**EXTRACT TO READ**
::::::::
February 13 2009 at 05:58AM

Harare - After three years in self-imposed exile, former lawmaker Roy
Bennett is set to become Zimbabwe's deputy minister for agriculture - six
years after his own farm was seized in controversial land reforms.

Bennett was one of only a handful of white parliamentarians when he
was elected in 2000 on the ticket of the Movement for Democratic Change
(MDC), the party of Zimbabwe's new Prime Minister Morgan Tsvangirai.

His entry into the new unity government marks one of the stranger
twists in Zimbabwe's decade-long drama between the MDC and President Robert

Bennett was born to a farm family in 1957 in the town of Rusape. He
eventually started his own coffee plantation in Chimanimani, a lush region
near the border with Mozambique, where he grew into one of Zimbabwe's top
exporters of the crop.

A fluent speaker of the majority Shona language, Bennett endeared
himself to people in the region, who nicknamed him "Pachedu", meaning "We
are one."
::::::::
**GIVEN INFORMATION**
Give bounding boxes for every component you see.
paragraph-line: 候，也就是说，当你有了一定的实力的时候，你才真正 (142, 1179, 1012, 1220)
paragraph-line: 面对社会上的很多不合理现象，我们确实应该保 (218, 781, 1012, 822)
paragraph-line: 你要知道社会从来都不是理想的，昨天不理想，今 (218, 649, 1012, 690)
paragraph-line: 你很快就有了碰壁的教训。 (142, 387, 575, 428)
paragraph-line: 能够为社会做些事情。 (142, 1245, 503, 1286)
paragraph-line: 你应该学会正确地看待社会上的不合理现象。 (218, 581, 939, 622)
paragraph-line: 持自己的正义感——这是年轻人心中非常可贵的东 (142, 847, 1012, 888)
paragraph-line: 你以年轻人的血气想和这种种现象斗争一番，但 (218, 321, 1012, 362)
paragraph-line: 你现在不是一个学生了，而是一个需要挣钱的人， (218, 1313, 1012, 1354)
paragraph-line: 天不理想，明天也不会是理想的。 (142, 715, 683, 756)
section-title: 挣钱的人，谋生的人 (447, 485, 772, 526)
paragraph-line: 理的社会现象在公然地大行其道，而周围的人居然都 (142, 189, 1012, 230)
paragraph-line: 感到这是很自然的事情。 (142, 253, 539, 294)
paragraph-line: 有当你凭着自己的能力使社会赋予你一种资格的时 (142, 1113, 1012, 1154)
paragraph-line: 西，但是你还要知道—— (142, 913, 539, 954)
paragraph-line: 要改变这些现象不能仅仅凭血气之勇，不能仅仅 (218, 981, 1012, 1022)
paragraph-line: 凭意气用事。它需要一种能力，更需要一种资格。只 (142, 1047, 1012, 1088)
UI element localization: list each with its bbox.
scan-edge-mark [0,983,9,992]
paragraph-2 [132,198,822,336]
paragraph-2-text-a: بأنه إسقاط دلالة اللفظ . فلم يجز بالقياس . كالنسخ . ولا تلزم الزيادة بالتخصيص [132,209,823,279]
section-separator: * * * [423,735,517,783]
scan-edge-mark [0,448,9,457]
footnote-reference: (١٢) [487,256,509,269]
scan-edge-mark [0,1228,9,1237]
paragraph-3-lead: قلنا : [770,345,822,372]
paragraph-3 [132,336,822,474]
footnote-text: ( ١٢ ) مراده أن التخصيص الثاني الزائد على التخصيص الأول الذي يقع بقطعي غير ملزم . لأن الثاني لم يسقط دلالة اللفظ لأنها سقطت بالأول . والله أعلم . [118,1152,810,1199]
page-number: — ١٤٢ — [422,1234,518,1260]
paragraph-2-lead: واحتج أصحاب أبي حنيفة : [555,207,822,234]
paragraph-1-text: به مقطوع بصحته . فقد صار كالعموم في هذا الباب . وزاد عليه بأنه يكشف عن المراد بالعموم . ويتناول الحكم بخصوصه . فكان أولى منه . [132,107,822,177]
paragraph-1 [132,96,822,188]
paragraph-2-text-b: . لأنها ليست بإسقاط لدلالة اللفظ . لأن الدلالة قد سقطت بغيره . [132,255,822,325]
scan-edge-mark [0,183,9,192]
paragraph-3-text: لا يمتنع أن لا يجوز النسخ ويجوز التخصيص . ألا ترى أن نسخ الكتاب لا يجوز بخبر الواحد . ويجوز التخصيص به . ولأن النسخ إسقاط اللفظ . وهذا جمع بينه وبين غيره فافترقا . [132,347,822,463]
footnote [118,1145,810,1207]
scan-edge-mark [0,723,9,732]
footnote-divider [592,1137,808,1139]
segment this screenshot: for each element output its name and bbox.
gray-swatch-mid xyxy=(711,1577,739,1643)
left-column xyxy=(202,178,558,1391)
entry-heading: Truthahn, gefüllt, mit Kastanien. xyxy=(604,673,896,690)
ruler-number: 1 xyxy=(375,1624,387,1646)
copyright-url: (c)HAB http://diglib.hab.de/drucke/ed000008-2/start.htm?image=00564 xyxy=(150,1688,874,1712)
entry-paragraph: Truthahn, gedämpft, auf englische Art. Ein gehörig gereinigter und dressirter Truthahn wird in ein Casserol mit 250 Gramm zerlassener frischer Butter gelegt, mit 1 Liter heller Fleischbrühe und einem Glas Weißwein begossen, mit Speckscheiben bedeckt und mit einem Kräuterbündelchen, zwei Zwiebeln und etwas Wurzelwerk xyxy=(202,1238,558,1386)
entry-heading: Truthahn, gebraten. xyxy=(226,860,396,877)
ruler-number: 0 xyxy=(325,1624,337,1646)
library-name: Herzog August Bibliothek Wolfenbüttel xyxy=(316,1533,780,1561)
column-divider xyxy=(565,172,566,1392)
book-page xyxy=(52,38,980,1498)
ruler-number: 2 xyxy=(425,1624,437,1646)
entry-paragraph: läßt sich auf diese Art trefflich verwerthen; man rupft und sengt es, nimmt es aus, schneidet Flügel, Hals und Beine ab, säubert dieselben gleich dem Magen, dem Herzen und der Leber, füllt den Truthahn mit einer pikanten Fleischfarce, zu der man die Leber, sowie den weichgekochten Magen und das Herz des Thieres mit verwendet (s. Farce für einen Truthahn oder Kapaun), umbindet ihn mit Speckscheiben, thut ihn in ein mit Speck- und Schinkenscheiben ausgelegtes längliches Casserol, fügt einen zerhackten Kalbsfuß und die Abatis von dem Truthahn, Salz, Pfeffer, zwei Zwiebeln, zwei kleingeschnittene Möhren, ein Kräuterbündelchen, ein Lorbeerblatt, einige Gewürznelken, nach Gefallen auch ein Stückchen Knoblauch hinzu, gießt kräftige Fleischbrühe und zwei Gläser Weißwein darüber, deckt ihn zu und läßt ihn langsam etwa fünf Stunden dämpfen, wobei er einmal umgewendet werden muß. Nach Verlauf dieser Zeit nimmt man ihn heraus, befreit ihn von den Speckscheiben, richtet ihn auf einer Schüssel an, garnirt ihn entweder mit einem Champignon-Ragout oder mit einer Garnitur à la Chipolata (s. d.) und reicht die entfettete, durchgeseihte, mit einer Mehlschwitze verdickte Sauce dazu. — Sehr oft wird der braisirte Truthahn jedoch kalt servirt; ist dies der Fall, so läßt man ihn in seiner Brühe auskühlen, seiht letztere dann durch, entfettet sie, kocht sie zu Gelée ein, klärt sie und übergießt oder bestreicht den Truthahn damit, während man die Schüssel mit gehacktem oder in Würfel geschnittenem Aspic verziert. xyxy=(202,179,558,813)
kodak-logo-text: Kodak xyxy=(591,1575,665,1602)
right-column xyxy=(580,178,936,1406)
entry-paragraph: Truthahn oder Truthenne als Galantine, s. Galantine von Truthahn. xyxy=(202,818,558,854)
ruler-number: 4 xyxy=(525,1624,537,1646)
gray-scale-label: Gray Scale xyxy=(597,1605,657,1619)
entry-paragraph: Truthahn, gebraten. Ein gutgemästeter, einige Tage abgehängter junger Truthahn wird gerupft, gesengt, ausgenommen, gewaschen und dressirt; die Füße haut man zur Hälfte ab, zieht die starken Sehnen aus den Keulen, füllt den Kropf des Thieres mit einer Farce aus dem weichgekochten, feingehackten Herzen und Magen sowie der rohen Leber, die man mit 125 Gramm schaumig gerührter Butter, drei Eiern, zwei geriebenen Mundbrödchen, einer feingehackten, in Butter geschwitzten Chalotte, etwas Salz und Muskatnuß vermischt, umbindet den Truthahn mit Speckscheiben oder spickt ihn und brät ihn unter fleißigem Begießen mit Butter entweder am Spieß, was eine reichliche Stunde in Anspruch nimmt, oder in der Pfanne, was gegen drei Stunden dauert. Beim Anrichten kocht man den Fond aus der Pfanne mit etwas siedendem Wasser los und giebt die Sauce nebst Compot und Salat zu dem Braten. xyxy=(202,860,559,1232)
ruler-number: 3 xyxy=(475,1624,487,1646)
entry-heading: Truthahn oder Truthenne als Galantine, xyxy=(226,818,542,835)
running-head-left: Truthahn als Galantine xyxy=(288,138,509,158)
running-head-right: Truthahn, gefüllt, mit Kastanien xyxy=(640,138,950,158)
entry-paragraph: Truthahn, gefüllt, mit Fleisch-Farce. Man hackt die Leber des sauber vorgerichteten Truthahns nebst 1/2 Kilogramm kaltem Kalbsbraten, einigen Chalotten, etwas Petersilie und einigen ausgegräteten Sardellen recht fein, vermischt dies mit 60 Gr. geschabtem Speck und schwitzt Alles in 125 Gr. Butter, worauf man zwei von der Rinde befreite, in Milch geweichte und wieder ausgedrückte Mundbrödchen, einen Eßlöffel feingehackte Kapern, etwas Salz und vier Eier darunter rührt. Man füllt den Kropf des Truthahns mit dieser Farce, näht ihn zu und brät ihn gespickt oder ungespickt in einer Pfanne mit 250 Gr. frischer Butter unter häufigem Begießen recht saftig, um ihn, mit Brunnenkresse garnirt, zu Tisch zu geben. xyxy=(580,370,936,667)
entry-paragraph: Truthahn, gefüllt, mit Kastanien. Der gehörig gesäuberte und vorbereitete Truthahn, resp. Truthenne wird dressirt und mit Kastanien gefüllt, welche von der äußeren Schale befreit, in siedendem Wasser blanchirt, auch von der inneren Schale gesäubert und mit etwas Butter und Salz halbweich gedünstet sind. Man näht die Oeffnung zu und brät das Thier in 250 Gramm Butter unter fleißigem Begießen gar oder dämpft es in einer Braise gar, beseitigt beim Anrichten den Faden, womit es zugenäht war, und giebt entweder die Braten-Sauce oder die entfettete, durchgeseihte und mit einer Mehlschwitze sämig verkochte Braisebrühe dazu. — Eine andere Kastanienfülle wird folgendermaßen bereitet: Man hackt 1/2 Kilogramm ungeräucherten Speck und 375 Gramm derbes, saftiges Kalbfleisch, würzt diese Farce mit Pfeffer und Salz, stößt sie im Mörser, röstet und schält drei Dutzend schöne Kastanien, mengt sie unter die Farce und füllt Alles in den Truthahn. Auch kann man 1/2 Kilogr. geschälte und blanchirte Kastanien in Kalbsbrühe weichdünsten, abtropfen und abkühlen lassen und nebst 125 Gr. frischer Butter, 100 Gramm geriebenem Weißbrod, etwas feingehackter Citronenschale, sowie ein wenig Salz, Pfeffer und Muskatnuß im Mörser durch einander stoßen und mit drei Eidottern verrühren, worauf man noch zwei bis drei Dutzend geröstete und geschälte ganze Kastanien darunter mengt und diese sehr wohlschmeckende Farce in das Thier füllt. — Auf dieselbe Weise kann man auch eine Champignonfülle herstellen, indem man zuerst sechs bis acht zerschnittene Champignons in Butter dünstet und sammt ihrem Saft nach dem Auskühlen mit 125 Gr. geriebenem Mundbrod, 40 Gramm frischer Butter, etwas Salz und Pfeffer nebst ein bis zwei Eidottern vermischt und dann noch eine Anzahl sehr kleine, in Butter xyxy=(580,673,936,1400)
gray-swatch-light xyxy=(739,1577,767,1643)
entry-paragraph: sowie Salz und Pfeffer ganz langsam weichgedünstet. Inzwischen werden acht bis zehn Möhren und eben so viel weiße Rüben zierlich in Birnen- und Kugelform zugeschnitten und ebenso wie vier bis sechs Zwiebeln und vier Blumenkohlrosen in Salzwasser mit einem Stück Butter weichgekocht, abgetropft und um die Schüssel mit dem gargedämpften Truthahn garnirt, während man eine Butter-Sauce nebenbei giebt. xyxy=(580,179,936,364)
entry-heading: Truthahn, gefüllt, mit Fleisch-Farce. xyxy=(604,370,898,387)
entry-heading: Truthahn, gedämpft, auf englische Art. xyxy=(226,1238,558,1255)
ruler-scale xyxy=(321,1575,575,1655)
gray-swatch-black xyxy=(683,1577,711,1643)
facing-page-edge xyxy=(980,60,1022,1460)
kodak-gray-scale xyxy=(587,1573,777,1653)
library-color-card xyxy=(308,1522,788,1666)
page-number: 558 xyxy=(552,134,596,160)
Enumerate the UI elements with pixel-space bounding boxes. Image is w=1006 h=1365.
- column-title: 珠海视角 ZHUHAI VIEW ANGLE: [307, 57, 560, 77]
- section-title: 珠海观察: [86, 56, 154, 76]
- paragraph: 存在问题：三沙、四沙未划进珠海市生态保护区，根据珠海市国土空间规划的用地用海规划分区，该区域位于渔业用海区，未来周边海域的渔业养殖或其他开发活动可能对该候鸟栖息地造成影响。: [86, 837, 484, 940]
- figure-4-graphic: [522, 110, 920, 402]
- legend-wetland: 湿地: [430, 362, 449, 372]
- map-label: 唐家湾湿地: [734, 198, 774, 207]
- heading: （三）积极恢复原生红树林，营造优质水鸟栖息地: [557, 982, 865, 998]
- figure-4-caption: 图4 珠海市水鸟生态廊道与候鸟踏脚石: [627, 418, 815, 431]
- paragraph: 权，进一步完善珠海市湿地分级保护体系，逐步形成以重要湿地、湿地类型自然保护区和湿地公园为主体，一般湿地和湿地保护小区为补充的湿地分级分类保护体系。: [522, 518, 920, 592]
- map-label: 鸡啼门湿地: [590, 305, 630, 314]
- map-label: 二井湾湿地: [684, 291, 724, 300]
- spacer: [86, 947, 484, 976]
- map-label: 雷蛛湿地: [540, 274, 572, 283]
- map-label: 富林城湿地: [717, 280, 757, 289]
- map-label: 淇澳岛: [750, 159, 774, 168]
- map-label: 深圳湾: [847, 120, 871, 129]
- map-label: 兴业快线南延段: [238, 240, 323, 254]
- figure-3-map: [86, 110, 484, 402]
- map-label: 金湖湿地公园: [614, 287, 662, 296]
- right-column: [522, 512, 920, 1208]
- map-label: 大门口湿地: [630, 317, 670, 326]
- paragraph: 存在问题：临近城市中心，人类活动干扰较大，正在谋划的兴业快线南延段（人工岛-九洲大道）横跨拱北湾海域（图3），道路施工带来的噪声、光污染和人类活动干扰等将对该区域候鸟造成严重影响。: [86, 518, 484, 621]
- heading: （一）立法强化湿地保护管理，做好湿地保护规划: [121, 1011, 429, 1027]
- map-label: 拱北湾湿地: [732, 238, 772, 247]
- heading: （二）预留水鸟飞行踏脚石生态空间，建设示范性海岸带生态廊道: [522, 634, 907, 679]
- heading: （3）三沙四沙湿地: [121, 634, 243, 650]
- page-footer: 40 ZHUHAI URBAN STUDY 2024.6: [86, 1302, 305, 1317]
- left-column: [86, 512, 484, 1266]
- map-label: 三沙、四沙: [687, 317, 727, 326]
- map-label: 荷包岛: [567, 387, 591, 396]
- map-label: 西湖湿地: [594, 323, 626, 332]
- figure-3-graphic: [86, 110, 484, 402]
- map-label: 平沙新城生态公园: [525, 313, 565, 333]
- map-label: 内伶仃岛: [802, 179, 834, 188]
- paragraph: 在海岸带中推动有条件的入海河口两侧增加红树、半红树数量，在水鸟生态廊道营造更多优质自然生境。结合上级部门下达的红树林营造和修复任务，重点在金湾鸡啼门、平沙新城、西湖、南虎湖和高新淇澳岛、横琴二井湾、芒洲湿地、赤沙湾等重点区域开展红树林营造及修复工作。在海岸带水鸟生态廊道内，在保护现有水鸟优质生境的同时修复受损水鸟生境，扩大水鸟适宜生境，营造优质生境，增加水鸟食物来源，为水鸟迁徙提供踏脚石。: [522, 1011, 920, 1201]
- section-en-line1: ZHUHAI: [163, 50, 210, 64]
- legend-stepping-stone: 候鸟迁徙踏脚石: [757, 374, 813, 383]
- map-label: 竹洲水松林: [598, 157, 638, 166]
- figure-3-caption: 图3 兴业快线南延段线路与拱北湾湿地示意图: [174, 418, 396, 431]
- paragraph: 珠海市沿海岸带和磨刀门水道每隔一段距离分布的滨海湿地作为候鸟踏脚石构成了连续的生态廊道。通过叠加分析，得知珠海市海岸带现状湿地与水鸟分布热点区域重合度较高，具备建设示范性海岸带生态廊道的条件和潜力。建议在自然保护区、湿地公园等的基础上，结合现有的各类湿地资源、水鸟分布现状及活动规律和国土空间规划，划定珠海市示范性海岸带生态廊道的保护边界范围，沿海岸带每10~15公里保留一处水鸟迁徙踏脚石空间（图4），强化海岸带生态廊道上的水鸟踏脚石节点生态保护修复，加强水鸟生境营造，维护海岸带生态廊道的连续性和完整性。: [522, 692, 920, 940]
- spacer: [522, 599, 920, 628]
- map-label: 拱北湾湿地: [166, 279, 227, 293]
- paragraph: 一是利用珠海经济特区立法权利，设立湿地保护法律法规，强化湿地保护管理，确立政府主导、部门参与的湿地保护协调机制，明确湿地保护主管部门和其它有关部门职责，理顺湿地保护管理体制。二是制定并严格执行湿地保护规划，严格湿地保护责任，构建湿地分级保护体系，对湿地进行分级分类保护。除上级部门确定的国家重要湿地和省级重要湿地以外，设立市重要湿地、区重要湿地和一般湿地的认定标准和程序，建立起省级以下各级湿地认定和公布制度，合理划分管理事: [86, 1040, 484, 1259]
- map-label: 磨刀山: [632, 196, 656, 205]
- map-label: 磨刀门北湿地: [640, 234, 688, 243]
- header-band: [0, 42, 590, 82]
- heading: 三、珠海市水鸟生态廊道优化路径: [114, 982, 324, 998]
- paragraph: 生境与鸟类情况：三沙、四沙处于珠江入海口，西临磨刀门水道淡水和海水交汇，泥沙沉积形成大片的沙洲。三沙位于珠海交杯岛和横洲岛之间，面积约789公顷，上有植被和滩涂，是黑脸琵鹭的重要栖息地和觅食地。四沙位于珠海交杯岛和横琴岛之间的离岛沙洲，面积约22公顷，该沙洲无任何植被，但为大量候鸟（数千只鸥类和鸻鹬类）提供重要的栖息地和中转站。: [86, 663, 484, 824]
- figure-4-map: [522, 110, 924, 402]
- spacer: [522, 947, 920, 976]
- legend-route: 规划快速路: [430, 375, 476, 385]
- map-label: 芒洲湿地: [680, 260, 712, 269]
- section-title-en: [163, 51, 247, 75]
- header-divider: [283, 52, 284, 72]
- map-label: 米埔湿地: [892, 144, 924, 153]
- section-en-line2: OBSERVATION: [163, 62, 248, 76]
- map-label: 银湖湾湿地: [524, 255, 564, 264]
::::::::
**WHAT THIS EXERCISE ASKS**
(a) Write out the passage of the article on Roy Bennett between "February 13 2009" and "Minister Morgan Tsvangirai.", inclusive.
(b) In the article on Roy Bennett, what nickname did people give him, and what does it mean?
The items have no connection to the article on Roy Bennett.

**SET OF ANSWERS**
(a)
February 13 2009 at 05:58AM

Harare - After three years in self-imposed exile, former lawmaker Roy
Bennett is set to become Zimbabwe's deputy minister for agriculture - six
years after his own farm was seized in controversial land reforms.

Bennett was one of only a handful of white parliamentarians when he
was elected in 2000 on the ticket of the Movement for Democratic Change
(MDC), the party of Zimbabwe's new Prime Minister Morgan Tsvangirai.

(b) They called him "Pachedu," meaning "We are one."